## What is expected
Reproduce the lines verbatim, beginning at the line that contains "Localize all elements." and stopping after the line that contains "bar [737, 221, 791, 837]".

## Records supplied
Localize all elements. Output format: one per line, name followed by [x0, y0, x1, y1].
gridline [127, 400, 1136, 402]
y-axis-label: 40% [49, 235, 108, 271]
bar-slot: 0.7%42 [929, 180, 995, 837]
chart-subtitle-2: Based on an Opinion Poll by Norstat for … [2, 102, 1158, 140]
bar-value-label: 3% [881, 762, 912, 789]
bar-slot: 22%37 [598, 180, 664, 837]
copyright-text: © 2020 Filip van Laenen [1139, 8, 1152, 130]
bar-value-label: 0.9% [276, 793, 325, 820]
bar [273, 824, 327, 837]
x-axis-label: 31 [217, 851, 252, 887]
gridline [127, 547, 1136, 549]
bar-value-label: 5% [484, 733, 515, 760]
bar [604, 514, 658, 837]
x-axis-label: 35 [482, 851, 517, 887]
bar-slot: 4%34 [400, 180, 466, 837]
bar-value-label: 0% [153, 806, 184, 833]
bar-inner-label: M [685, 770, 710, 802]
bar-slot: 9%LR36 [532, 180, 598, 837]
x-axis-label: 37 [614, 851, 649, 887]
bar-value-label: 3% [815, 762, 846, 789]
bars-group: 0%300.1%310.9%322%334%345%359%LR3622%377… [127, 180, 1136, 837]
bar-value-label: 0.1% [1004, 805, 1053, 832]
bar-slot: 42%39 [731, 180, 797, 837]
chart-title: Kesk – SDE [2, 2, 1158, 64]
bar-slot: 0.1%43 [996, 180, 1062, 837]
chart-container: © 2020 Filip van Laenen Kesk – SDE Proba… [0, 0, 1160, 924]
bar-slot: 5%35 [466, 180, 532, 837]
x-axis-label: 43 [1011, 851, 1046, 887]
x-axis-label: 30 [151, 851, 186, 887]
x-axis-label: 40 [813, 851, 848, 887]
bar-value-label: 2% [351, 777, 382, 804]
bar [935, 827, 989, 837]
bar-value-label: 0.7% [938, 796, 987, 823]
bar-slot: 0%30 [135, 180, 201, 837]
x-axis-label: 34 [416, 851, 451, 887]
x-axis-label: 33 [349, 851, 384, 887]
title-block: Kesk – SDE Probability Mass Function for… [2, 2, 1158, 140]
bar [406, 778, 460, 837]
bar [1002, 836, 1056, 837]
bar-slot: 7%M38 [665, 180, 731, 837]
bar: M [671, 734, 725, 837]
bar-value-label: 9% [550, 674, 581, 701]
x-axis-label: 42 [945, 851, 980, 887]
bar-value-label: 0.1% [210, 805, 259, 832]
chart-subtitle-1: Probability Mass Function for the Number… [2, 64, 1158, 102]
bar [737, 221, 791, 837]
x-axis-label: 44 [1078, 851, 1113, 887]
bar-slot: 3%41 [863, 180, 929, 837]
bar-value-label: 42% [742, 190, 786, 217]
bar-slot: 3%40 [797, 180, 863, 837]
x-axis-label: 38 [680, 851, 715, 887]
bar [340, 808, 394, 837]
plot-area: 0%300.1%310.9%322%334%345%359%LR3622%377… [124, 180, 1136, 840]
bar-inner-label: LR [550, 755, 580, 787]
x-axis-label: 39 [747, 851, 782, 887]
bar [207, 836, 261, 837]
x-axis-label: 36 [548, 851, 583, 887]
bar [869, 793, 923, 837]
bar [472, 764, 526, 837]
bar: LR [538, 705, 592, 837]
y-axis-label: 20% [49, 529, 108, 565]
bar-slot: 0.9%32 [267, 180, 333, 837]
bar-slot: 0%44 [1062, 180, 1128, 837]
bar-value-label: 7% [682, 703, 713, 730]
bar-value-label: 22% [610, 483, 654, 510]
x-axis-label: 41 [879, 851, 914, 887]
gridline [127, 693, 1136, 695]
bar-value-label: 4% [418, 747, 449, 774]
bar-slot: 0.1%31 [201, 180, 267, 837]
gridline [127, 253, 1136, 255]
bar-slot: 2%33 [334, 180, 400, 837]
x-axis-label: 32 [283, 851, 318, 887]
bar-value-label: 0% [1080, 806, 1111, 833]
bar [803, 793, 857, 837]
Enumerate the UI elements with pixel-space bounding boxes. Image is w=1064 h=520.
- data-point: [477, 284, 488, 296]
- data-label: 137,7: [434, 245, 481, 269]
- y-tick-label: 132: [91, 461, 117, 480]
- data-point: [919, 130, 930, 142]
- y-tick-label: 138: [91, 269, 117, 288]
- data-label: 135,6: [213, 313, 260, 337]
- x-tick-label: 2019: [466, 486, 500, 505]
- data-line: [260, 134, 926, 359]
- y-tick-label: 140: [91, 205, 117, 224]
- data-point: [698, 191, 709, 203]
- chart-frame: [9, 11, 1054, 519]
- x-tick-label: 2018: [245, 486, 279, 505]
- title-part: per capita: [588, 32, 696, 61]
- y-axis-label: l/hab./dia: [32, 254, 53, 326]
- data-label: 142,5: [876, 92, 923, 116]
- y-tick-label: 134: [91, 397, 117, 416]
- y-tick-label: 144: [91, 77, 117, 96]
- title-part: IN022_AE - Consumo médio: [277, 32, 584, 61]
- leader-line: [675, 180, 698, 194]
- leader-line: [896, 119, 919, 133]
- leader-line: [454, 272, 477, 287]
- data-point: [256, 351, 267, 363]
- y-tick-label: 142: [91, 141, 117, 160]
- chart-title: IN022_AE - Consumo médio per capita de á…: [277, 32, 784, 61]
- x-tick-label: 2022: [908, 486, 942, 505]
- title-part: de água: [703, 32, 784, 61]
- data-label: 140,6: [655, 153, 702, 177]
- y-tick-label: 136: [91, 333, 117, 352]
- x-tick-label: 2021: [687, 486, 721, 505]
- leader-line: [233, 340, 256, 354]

==

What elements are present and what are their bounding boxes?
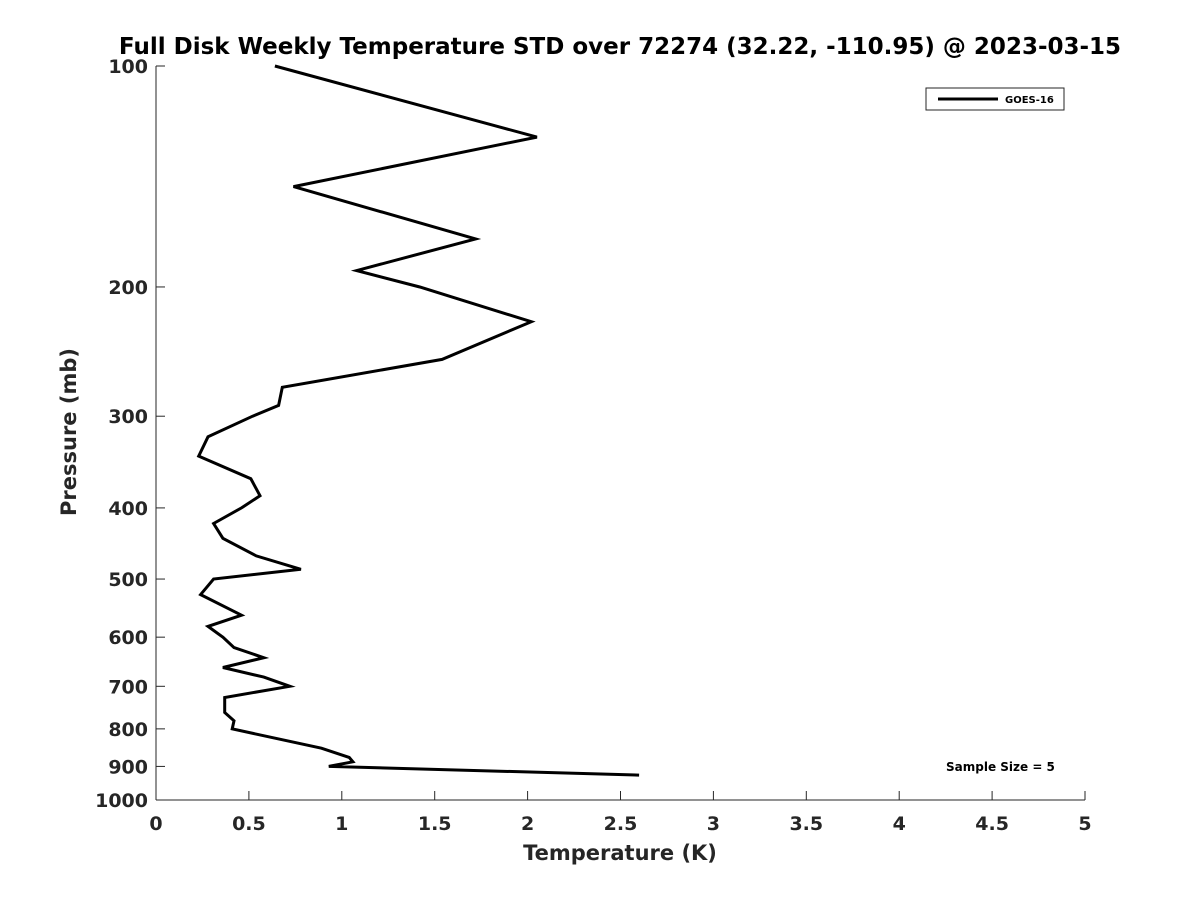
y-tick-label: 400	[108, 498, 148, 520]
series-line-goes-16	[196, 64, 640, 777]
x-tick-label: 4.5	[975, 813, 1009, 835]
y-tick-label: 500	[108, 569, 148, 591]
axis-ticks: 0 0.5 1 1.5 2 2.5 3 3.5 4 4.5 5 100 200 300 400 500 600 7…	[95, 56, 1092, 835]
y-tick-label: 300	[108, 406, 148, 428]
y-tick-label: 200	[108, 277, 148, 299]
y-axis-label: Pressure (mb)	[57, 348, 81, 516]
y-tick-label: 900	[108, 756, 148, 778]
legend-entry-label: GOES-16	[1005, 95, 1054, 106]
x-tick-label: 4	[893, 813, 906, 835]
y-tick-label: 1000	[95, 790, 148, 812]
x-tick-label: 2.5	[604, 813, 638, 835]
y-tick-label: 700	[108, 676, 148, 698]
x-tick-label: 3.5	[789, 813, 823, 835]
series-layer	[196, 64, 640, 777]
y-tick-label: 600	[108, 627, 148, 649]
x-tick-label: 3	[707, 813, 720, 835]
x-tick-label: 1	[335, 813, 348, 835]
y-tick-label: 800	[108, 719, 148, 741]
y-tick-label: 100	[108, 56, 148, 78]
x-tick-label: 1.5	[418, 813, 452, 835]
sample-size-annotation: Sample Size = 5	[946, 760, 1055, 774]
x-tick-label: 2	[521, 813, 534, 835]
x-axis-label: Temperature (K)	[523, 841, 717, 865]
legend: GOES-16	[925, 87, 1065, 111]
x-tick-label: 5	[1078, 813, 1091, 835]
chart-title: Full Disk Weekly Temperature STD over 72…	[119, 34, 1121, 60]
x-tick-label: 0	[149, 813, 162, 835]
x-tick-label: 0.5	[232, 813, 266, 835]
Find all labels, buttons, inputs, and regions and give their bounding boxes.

...

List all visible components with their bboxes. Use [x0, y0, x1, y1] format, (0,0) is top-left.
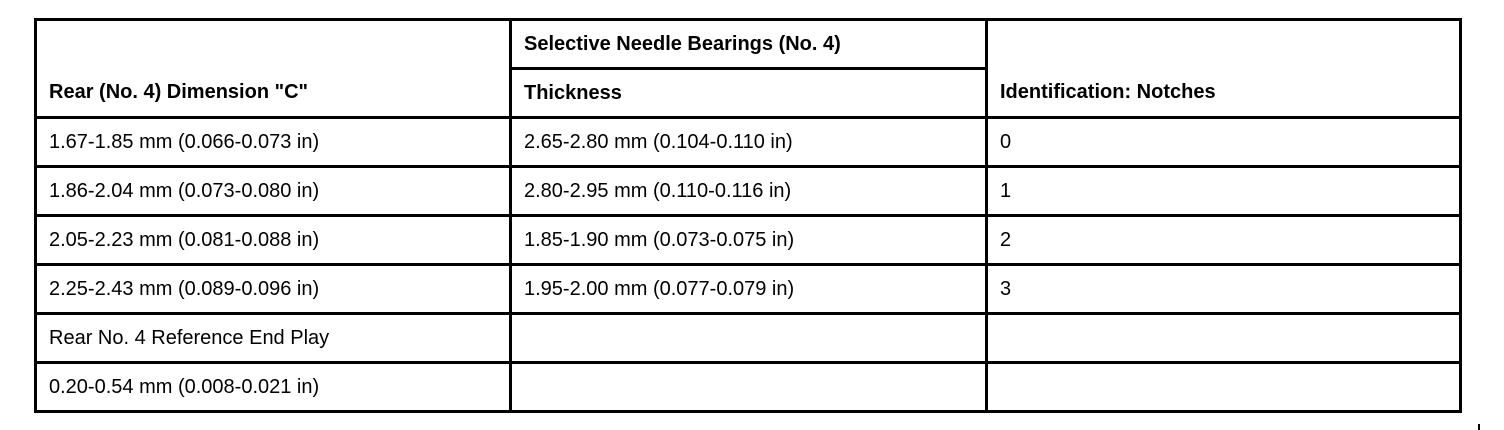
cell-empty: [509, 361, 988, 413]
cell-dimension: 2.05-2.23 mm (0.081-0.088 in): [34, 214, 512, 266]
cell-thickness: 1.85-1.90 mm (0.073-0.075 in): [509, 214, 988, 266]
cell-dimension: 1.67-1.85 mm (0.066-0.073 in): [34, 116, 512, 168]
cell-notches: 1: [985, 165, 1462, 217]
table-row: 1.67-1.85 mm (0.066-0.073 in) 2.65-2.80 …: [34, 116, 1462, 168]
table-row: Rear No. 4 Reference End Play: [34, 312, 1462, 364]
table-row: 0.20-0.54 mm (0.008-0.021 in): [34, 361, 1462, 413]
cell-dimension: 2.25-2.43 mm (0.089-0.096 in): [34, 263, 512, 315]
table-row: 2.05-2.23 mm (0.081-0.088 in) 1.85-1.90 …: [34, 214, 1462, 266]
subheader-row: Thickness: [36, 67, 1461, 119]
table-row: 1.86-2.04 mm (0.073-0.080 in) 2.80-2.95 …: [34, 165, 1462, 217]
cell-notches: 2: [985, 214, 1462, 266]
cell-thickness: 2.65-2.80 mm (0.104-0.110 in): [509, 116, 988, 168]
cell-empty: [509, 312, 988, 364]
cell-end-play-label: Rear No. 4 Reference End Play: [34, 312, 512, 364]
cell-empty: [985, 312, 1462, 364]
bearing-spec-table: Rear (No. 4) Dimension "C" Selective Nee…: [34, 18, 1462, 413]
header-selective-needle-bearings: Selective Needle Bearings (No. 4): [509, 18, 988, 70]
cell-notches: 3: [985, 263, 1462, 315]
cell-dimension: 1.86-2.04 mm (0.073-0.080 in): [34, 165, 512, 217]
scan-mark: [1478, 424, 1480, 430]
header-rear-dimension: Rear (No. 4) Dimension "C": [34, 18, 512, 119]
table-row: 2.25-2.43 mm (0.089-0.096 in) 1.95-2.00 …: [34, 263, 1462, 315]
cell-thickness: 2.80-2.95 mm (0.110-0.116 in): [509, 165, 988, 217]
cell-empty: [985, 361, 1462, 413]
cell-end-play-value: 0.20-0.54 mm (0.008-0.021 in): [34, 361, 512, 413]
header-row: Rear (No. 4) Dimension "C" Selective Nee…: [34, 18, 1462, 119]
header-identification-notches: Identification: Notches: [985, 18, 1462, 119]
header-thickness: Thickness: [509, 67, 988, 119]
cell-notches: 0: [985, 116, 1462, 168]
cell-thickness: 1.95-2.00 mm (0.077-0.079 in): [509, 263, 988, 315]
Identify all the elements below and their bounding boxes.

## Result below
Localize all elements. Output format: one per line, name followed by [x0, y0, x1, y1].
gridline [127, 400, 1136, 402]
y-axis-label: 40% [49, 235, 108, 271]
bar-slot: 0.7%42 [929, 180, 995, 837]
chart-subtitle-2: Based on an Opinion Poll by Norstat for … [2, 102, 1158, 140]
bar-value-label: 3% [881, 762, 912, 789]
bar-slot: 22%37 [598, 180, 664, 837]
copyright-text: © 2020 Filip van Laenen [1139, 8, 1152, 130]
bar-value-label: 0.9% [276, 793, 325, 820]
bar [273, 824, 327, 837]
x-axis-label: 31 [217, 851, 252, 887]
gridline [127, 547, 1136, 549]
bar-value-label: 5% [484, 733, 515, 760]
bar [604, 514, 658, 837]
x-axis-label: 35 [482, 851, 517, 887]
bar-slot: 4%34 [400, 180, 466, 837]
bar-value-label: 0% [153, 806, 184, 833]
bar-inner-label: M [685, 770, 710, 802]
bar-slot: 9%LR36 [532, 180, 598, 837]
x-axis-label: 37 [614, 851, 649, 887]
bar-value-label: 3% [815, 762, 846, 789]
bars-group: 0%300.1%310.9%322%334%345%359%LR3622%377… [127, 180, 1136, 837]
bar-value-label: 0.1% [1004, 805, 1053, 832]
bar-slot: 42%39 [731, 180, 797, 837]
chart-title: Kesk – SDE [2, 2, 1158, 64]
bar-slot: 0.1%43 [996, 180, 1062, 837]
chart-container: © 2020 Filip van Laenen Kesk – SDE Proba… [0, 0, 1160, 924]
bar-slot: 5%35 [466, 180, 532, 837]
x-axis-label: 43 [1011, 851, 1046, 887]
x-axis-label: 30 [151, 851, 186, 887]
x-axis-label: 40 [813, 851, 848, 887]
bar-value-label: 2% [351, 777, 382, 804]
bar [935, 827, 989, 837]
bar-value-label: 0.7% [938, 796, 987, 823]
bar-slot: 0%30 [135, 180, 201, 837]
x-axis-label: 34 [416, 851, 451, 887]
x-axis-label: 33 [349, 851, 384, 887]
title-block: Kesk – SDE Probability Mass Function for… [2, 2, 1158, 140]
bar [406, 778, 460, 837]
bar [1002, 836, 1056, 837]
bar-slot: 7%M38 [665, 180, 731, 837]
bar: M [671, 734, 725, 837]
bar-value-label: 9% [550, 674, 581, 701]
x-axis-label: 42 [945, 851, 980, 887]
bar-value-label: 0.1% [210, 805, 259, 832]
chart-subtitle-1: Probability Mass Function for the Number… [2, 64, 1158, 102]
bar [737, 221, 791, 837]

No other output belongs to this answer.